What is asked:
Reproduce each line exactly, including spacing and punctuation.

Data records:
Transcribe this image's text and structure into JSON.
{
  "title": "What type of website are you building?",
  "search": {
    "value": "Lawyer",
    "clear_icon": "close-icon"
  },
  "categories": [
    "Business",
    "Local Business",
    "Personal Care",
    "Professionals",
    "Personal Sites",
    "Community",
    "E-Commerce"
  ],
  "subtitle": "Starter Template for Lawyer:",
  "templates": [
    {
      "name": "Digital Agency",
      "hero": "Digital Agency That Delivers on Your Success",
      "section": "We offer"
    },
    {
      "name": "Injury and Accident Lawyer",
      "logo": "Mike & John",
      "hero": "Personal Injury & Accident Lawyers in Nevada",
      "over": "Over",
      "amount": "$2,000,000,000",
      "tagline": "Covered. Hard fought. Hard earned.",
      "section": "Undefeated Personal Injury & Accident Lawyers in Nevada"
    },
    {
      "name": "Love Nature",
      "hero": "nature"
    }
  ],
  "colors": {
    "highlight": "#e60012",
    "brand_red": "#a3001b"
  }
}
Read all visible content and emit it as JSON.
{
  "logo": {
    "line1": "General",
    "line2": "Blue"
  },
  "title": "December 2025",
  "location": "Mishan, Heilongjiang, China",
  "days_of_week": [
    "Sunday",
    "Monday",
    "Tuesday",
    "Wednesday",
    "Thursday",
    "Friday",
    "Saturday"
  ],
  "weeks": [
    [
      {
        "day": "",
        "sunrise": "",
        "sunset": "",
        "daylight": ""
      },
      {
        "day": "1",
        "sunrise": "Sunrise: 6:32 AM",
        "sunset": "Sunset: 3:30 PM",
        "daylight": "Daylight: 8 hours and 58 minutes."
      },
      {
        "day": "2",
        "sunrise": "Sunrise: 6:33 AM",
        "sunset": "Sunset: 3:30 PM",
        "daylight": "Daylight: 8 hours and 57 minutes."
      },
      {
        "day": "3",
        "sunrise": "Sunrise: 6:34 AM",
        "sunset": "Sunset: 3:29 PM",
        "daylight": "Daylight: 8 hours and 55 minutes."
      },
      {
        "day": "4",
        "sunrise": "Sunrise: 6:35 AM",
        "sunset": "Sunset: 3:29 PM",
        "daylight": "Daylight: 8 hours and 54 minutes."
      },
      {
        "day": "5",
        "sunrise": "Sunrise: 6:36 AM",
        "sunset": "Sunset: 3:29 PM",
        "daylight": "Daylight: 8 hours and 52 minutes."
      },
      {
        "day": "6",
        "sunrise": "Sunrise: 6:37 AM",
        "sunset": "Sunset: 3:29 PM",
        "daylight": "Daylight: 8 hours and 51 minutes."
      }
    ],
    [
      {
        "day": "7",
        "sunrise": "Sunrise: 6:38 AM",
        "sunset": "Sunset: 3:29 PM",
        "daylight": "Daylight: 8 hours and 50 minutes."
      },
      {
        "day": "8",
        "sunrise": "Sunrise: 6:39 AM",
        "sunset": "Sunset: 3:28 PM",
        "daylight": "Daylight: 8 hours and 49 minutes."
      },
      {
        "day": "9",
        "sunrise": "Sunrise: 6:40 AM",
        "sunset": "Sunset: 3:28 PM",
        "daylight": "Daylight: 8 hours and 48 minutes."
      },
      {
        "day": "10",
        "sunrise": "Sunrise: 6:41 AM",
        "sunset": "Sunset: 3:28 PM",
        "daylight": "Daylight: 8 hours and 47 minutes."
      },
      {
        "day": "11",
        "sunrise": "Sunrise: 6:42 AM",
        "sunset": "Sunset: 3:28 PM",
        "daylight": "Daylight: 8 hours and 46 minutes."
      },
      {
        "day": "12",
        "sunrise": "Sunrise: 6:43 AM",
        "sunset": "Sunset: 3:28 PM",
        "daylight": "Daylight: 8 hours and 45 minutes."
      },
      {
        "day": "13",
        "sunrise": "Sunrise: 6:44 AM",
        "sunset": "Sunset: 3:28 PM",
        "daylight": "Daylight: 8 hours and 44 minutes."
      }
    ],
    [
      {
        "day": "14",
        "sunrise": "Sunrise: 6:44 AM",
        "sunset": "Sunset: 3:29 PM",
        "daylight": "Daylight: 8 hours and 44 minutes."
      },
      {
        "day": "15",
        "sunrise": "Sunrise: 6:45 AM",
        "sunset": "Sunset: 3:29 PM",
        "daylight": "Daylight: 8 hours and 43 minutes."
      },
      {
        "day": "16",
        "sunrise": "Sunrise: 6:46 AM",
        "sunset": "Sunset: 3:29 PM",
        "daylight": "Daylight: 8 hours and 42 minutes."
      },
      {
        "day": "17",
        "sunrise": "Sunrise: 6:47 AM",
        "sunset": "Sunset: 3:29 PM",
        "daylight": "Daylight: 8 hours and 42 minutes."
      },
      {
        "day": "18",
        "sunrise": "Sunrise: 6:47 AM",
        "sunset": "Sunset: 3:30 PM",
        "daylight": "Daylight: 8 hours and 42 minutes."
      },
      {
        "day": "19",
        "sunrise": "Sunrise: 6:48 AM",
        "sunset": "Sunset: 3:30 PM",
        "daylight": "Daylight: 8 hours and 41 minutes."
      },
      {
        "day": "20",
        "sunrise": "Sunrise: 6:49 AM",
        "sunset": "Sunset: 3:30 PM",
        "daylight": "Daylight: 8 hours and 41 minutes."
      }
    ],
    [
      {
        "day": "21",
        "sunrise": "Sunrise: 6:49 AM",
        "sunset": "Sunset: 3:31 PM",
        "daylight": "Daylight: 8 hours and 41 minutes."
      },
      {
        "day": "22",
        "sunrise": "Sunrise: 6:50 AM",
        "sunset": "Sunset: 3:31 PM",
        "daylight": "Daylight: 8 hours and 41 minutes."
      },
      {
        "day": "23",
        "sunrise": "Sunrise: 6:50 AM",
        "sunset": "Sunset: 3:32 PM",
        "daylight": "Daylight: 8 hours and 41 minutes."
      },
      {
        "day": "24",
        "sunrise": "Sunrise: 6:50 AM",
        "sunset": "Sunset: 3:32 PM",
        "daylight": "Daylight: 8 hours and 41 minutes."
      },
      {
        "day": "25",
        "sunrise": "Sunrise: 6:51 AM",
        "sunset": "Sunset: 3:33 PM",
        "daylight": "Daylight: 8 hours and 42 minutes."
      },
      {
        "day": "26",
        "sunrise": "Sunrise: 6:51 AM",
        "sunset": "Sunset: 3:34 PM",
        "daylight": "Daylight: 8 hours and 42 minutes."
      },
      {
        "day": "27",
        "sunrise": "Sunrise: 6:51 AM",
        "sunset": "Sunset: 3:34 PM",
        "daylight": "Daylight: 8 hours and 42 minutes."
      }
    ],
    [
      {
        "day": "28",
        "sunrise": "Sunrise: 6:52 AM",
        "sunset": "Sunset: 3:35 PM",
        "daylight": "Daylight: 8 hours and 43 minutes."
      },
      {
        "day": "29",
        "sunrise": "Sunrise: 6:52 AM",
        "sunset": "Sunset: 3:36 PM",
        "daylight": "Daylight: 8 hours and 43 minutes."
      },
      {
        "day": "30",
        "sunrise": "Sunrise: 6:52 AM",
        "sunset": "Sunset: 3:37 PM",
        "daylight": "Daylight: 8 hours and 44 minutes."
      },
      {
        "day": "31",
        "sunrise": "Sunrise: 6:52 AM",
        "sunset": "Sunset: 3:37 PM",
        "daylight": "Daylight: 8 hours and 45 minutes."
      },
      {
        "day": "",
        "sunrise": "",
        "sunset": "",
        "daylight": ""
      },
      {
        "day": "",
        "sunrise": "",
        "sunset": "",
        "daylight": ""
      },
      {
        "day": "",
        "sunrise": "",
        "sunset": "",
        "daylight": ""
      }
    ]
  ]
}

Written response:
Transcribe this image's text and structure into JSON.
{
  "title": "What type of website are you building?",
  "search": {
    "value": "Lawyer",
    "clear_icon": "close-icon"
  },
  "categories": [
    "Business",
    "Local Business",
    "Personal Care",
    "Professionals",
    "Personal Sites",
    "Community",
    "E-Commerce"
  ],
  "subtitle": "Starter Template for Lawyer:",
  "templates": [
    {
      "name": "Digital Agency",
      "hero": "Digital Agency That Delivers on Your Success",
      "section": "We offer"
    },
    {
      "name": "Injury and Accident Lawyer",
      "logo": "Mike & John",
      "hero": "Personal Injury & Accident Lawyers in Nevada",
      "over": "Over",
      "amount": "$2,000,000,000",
      "tagline": "Covered. Hard fought. Hard earned.",
      "section": "Undefeated Personal Injury & Accident Lawyers in Nevada"
    },
    {
      "name": "Love Nature",
      "hero": "nature"
    }
  ],
  "colors": {
    "highlight": "#e60012",
    "brand_red": "#a3001b"
  }
}
Read all visible content and emit it as JSON.
{
  "logo": {
    "line1": "General",
    "line2": "Blue"
  },
  "title": "December 2025",
  "location": "Mishan, Heilongjiang, China",
  "days_of_week": [
    "Sunday",
    "Monday",
    "Tuesday",
    "Wednesday",
    "Thursday",
    "Friday",
    "Saturday"
  ],
  "weeks": [
    [
      {
        "day": "",
        "sunrise": "",
        "sunset": "",
        "daylight": ""
      },
      {
        "day": "1",
        "sunrise": "Sunrise: 6:32 AM",
        "sunset": "Sunset: 3:30 PM",
        "daylight": "Daylight: 8 hours and 58 minutes."
      },
      {
        "day": "2",
        "sunrise": "Sunrise: 6:33 AM",
        "sunset": "Sunset: 3:30 PM",
        "daylight": "Daylight: 8 hours and 57 minutes."
      },
      {
        "day": "3",
        "sunrise": "Sunrise: 6:34 AM",
        "sunset": "Sunset: 3:29 PM",
        "daylight": "Daylight: 8 hours and 55 minutes."
      },
      {
        "day": "4",
        "sunrise": "Sunrise: 6:35 AM",
        "sunset": "Sunset: 3:29 PM",
        "daylight": "Daylight: 8 hours and 54 minutes."
      },
      {
        "day": "5",
        "sunrise": "Sunrise: 6:36 AM",
        "sunset": "Sunset: 3:29 PM",
        "daylight": "Daylight: 8 hours and 52 minutes."
      },
      {
        "day": "6",
        "sunrise": "Sunrise: 6:37 AM",
        "sunset": "Sunset: 3:29 PM",
        "daylight": "Daylight: 8 hours and 51 minutes."
      }
    ],
    [
      {
        "day": "7",
        "sunrise": "Sunrise: 6:38 AM",
        "sunset": "Sunset: 3:29 PM",
        "daylight": "Daylight: 8 hours and 50 minutes."
      },
      {
        "day": "8",
        "sunrise": "Sunrise: 6:39 AM",
        "sunset": "Sunset: 3:28 PM",
        "daylight": "Daylight: 8 hours and 49 minutes."
      },
      {
        "day": "9",
        "sunrise": "Sunrise: 6:40 AM",
        "sunset": "Sunset: 3:28 PM",
        "daylight": "Daylight: 8 hours and 48 minutes."
      },
      {
        "day": "10",
        "sunrise": "Sunrise: 6:41 AM",
        "sunset": "Sunset: 3:28 PM",
        "daylight": "Daylight: 8 hours and 47 minutes."
      },
      {
        "day": "11",
        "sunrise": "Sunrise: 6:42 AM",
        "sunset": "Sunset: 3:28 PM",
        "daylight": "Daylight: 8 hours and 46 minutes."
      },
      {
        "day": "12",
        "sunrise": "Sunrise: 6:43 AM",
        "sunset": "Sunset: 3:28 PM",
        "daylight": "Daylight: 8 hours and 45 minutes."
      },
      {
        "day": "13",
        "sunrise": "Sunrise: 6:44 AM",
        "sunset": "Sunset: 3:28 PM",
        "daylight": "Daylight: 8 hours and 44 minutes."
      }
    ],
    [
      {
        "day": "14",
        "sunrise": "Sunrise: 6:44 AM",
        "sunset": "Sunset: 3:29 PM",
        "daylight": "Daylight: 8 hours and 44 minutes."
      },
      {
        "day": "15",
        "sunrise": "Sunrise: 6:45 AM",
        "sunset": "Sunset: 3:29 PM",
        "daylight": "Daylight: 8 hours and 43 minutes."
      },
      {
        "day": "16",
        "sunrise": "Sunrise: 6:46 AM",
        "sunset": "Sunset: 3:29 PM",
        "daylight": "Daylight: 8 hours and 42 minutes."
      },
      {
        "day": "17",
        "sunrise": "Sunrise: 6:47 AM",
        "sunset": "Sunset: 3:29 PM",
        "daylight": "Daylight: 8 hours and 42 minutes."
      },
      {
        "day": "18",
        "sunrise": "Sunrise: 6:47 AM",
        "sunset": "Sunset: 3:30 PM",
        "daylight": "Daylight: 8 hours and 42 minutes."
      },
      {
        "day": "19",
        "sunrise": "Sunrise: 6:48 AM",
        "sunset": "Sunset: 3:30 PM",
        "daylight": "Daylight: 8 hours and 41 minutes."
      },
      {
        "day": "20",
        "sunrise": "Sunrise: 6:49 AM",
        "sunset": "Sunset: 3:30 PM",
        "daylight": "Daylight: 8 hours and 41 minutes."
      }
    ],
    [
      {
        "day": "21",
        "sunrise": "Sunrise: 6:49 AM",
        "sunset": "Sunset: 3:31 PM",
        "daylight": "Daylight: 8 hours and 41 minutes."
      },
      {
        "day": "22",
        "sunrise": "Sunrise: 6:50 AM",
        "sunset": "Sunset: 3:31 PM",
        "daylight": "Daylight: 8 hours and 41 minutes."
      },
      {
        "day": "23",
        "sunrise": "Sunrise: 6:50 AM",
        "sunset": "Sunset: 3:32 PM",
        "daylight": "Daylight: 8 hours and 41 minutes."
      },
      {
        "day": "24",
        "sunrise": "Sunrise: 6:50 AM",
        "sunset": "Sunset: 3:32 PM",
        "daylight": "Daylight: 8 hours and 41 minutes."
      },
      {
        "day": "25",
        "sunrise": "Sunrise: 6:51 AM",
        "sunset": "Sunset: 3:33 PM",
        "daylight": "Daylight: 8 hours and 42 minutes."
      },
      {
        "day": "26",
        "sunrise": "Sunrise: 6:51 AM",
        "sunset": "Sunset: 3:34 PM",
        "daylight": "Daylight: 8 hours and 42 minutes."
      },
      {
        "day": "27",
        "sunrise": "Sunrise: 6:51 AM",
        "sunset": "Sunset: 3:34 PM",
        "daylight": "Daylight: 8 hours and 42 minutes."
      }
    ],
    [
      {
        "day": "28",
        "sunrise": "Sunrise: 6:52 AM",
        "sunset": "Sunset: 3:35 PM",
        "daylight": "Daylight: 8 hours and 43 minutes."
      },
      {
        "day": "29",
        "sunrise": "Sunrise: 6:52 AM",
        "sunset": "Sunset: 3:36 PM",
        "daylight": "Daylight: 8 hours and 43 minutes."
      },
      {
        "day": "30",
        "sunrise": "Sunrise: 6:52 AM",
        "sunset": "Sunset: 3:37 PM",
        "daylight": "Daylight: 8 hours and 44 minutes."
      },
      {
        "day": "31",
        "sunrise": "Sunrise: 6:52 AM",
        "sunset": "Sunset: 3:37 PM",
        "daylight": "Daylight: 8 hours and 45 minutes."
      },
      {
        "day": "",
        "sunrise": "",
        "sunset": "",
        "daylight": ""
      },
      {
        "day": "",
        "sunrise": "",
        "sunset": "",
        "daylight": ""
      },
      {
        "day": "",
        "sunrise": "",
        "sunset": "",
        "daylight": ""
      }
    ]
  ]
}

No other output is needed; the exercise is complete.